[Extracted records]
□ □ □ □

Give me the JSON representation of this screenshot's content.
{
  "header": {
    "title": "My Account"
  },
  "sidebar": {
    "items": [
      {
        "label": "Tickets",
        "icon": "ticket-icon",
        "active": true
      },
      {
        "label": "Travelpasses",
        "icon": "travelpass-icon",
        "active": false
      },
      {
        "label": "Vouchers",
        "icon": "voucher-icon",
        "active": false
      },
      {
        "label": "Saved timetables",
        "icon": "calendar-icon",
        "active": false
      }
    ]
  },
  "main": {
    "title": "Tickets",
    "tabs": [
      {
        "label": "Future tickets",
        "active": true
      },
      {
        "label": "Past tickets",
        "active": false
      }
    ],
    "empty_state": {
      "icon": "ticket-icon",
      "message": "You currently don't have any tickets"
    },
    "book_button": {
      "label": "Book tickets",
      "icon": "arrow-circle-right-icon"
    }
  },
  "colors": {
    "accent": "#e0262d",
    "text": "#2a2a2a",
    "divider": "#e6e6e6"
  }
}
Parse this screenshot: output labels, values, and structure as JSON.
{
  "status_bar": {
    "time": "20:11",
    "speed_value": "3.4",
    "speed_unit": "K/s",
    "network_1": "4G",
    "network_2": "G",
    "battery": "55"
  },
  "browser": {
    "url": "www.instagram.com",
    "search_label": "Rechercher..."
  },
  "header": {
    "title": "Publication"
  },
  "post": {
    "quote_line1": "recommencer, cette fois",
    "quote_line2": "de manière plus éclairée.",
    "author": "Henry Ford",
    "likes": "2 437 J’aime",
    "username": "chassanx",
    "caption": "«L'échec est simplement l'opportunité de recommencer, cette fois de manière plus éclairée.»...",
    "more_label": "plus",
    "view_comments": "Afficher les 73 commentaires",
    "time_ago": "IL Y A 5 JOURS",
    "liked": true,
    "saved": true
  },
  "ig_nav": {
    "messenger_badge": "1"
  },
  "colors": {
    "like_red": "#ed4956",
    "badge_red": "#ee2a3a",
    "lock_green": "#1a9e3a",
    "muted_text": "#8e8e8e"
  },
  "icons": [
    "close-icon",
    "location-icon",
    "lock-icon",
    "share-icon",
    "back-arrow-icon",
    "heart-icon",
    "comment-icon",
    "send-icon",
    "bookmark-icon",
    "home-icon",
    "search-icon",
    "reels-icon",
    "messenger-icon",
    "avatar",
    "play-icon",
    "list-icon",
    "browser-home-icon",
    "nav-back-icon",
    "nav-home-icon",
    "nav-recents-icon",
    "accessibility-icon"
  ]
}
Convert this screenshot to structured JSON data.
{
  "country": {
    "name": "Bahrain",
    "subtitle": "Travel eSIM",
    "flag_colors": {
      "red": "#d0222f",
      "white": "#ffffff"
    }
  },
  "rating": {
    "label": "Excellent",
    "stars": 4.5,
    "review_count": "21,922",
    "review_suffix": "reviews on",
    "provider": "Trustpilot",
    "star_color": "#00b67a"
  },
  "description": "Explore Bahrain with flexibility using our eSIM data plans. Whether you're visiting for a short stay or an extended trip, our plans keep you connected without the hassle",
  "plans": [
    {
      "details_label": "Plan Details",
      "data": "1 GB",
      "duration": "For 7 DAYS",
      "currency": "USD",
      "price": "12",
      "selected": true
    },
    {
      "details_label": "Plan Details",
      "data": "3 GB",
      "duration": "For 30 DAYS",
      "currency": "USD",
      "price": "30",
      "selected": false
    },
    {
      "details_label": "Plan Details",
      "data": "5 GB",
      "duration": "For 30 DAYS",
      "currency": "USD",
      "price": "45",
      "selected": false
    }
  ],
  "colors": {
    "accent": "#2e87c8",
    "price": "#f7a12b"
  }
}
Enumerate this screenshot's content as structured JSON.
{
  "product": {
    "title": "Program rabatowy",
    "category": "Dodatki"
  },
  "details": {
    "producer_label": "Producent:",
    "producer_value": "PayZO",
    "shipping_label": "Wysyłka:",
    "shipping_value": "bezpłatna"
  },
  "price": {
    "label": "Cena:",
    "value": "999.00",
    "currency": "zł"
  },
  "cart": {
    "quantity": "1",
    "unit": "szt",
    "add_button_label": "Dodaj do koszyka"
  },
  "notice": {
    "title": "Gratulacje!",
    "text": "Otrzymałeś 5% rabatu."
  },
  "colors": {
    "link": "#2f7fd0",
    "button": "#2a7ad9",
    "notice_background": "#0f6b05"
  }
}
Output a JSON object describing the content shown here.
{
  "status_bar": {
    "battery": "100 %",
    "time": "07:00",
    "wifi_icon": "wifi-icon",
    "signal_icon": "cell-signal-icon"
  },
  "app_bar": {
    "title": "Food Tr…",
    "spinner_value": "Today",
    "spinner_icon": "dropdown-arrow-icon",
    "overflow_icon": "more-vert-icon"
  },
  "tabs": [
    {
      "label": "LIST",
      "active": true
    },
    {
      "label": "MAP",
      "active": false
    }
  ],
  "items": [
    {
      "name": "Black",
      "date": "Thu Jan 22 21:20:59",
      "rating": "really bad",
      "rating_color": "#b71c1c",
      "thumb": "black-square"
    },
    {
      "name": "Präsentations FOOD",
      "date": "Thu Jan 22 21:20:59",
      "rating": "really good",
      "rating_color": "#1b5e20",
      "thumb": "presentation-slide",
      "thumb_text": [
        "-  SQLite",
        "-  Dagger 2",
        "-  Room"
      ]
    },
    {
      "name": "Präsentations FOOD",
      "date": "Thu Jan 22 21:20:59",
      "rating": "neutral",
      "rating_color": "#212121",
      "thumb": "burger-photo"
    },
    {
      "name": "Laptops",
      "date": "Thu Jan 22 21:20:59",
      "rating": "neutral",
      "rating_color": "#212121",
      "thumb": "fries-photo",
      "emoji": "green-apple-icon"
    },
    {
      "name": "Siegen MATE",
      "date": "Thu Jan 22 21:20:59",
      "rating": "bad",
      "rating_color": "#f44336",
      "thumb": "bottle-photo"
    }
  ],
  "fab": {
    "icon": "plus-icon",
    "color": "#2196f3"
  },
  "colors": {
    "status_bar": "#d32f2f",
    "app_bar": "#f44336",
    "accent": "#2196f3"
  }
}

□ □ □ □

#### DESCRIPTION OF THE TASK
Retype all of the material above with every character intact.

#### RIGHT ANSWER
Give me the JSON representation of this screenshot's content.
{
  "header": {
    "title": "My Account"
  },
  "sidebar": {
    "items": [
      {
        "label": "Tickets",
        "icon": "ticket-icon",
        "active": true
      },
      {
        "label": "Travelpasses",
        "icon": "travelpass-icon",
        "active": false
      },
      {
        "label": "Vouchers",
        "icon": "voucher-icon",
        "active": false
      },
      {
        "label": "Saved timetables",
        "icon": "calendar-icon",
        "active": false
      }
    ]
  },
  "main": {
    "title": "Tickets",
    "tabs": [
      {
        "label": "Future tickets",
        "active": true
      },
      {
        "label": "Past tickets",
        "active": false
      }
    ],
    "empty_state": {
      "icon": "ticket-icon",
      "message": "You currently don't have any tickets"
    },
    "book_button": {
      "label": "Book tickets",
      "icon": "arrow-circle-right-icon"
    }
  },
  "colors": {
    "accent": "#e0262d",
    "text": "#2a2a2a",
    "divider": "#e6e6e6"
  }
}
Parse this screenshot: output labels, values, and structure as JSON.
{
  "status_bar": {
    "time": "20:11",
    "speed_value": "3.4",
    "speed_unit": "K/s",
    "network_1": "4G",
    "network_2": "G",
    "battery": "55"
  },
  "browser": {
    "url": "www.instagram.com",
    "search_label": "Rechercher..."
  },
  "header": {
    "title": "Publication"
  },
  "post": {
    "quote_line1": "recommencer, cette fois",
    "quote_line2": "de manière plus éclairée.",
    "author": "Henry Ford",
    "likes": "2 437 J’aime",
    "username": "chassanx",
    "caption": "«L'échec est simplement l'opportunité de recommencer, cette fois de manière plus éclairée.»...",
    "more_label": "plus",
    "view_comments": "Afficher les 73 commentaires",
    "time_ago": "IL Y A 5 JOURS",
    "liked": true,
    "saved": true
  },
  "ig_nav": {
    "messenger_badge": "1"
  },
  "colors": {
    "like_red": "#ed4956",
    "badge_red": "#ee2a3a",
    "lock_green": "#1a9e3a",
    "muted_text": "#8e8e8e"
  },
  "icons": [
    "close-icon",
    "location-icon",
    "lock-icon",
    "share-icon",
    "back-arrow-icon",
    "heart-icon",
    "comment-icon",
    "send-icon",
    "bookmark-icon",
    "home-icon",
    "search-icon",
    "reels-icon",
    "messenger-icon",
    "avatar",
    "play-icon",
    "list-icon",
    "browser-home-icon",
    "nav-back-icon",
    "nav-home-icon",
    "nav-recents-icon",
    "accessibility-icon"
  ]
}
Convert this screenshot to structured JSON data.
{
  "country": {
    "name": "Bahrain",
    "subtitle": "Travel eSIM",
    "flag_colors": {
      "red": "#d0222f",
      "white": "#ffffff"
    }
  },
  "rating": {
    "label": "Excellent",
    "stars": 4.5,
    "review_count": "21,922",
    "review_suffix": "reviews on",
    "provider": "Trustpilot",
    "star_color": "#00b67a"
  },
  "description": "Explore Bahrain with flexibility using our eSIM data plans. Whether you're visiting for a short stay or an extended trip, our plans keep you connected without the hassle",
  "plans": [
    {
      "details_label": "Plan Details",
      "data": "1 GB",
      "duration": "For 7 DAYS",
      "currency": "USD",
      "price": "12",
      "selected": true
    },
    {
      "details_label": "Plan Details",
      "data": "3 GB",
      "duration": "For 30 DAYS",
      "currency": "USD",
      "price": "30",
      "selected": false
    },
    {
      "details_label": "Plan Details",
      "data": "5 GB",
      "duration": "For 30 DAYS",
      "currency": "USD",
      "price": "45",
      "selected": false
    }
  ],
  "colors": {
    "accent": "#2e87c8",
    "price": "#f7a12b"
  }
}
Enumerate this screenshot's content as structured JSON.
{
  "product": {
    "title": "Program rabatowy",
    "category": "Dodatki"
  },
  "details": {
    "producer_label": "Producent:",
    "producer_value": "PayZO",
    "shipping_label": "Wysyłka:",
    "shipping_value": "bezpłatna"
  },
  "price": {
    "label": "Cena:",
    "value": "999.00",
    "currency": "zł"
  },
  "cart": {
    "quantity": "1",
    "unit": "szt",
    "add_button_label": "Dodaj do koszyka"
  },
  "notice": {
    "title": "Gratulacje!",
    "text": "Otrzymałeś 5% rabatu."
  },
  "colors": {
    "link": "#2f7fd0",
    "button": "#2a7ad9",
    "notice_background": "#0f6b05"
  }
}
Output a JSON object describing the content shown here.
{
  "status_bar": {
    "battery": "100 %",
    "time": "07:00",
    "wifi_icon": "wifi-icon",
    "signal_icon": "cell-signal-icon"
  },
  "app_bar": {
    "title": "Food Tr…",
    "spinner_value": "Today",
    "spinner_icon": "dropdown-arrow-icon",
    "overflow_icon": "more-vert-icon"
  },
  "tabs": [
    {
      "label": "LIST",
      "active": true
    },
    {
      "label": "MAP",
      "active": false
    }
  ],
  "items": [
    {
      "name": "Black",
      "date": "Thu Jan 22 21:20:59",
      "rating": "really bad",
      "rating_color": "#b71c1c",
      "thumb": "black-square"
    },
    {
      "name": "Präsentations FOOD",
      "date": "Thu Jan 22 21:20:59",
      "rating": "really good",
      "rating_color": "#1b5e20",
      "thumb": "presentation-slide",
      "thumb_text": [
        "-  SQLite",
        "-  Dagger 2",
        "-  Room"
      ]
    },
    {
      "name": "Präsentations FOOD",
      "date": "Thu Jan 22 21:20:59",
      "rating": "neutral",
      "rating_color": "#212121",
      "thumb": "burger-photo"
    },
    {
      "name": "Laptops",
      "date": "Thu Jan 22 21:20:59",
      "rating": "neutral",
      "rating_color": "#212121",
      "thumb": "fries-photo",
      "emoji": "green-apple-icon"
    },
    {
      "name": "Siegen MATE",
      "date": "Thu Jan 22 21:20:59",
      "rating": "bad",
      "rating_color": "#f44336",
      "thumb": "bottle-photo"
    }
  ],
  "fab": {
    "icon": "plus-icon",
    "color": "#2196f3"
  },
  "colors": {
    "status_bar": "#d32f2f",
    "app_bar": "#f44336",
    "accent": "#2196f3"
  }
}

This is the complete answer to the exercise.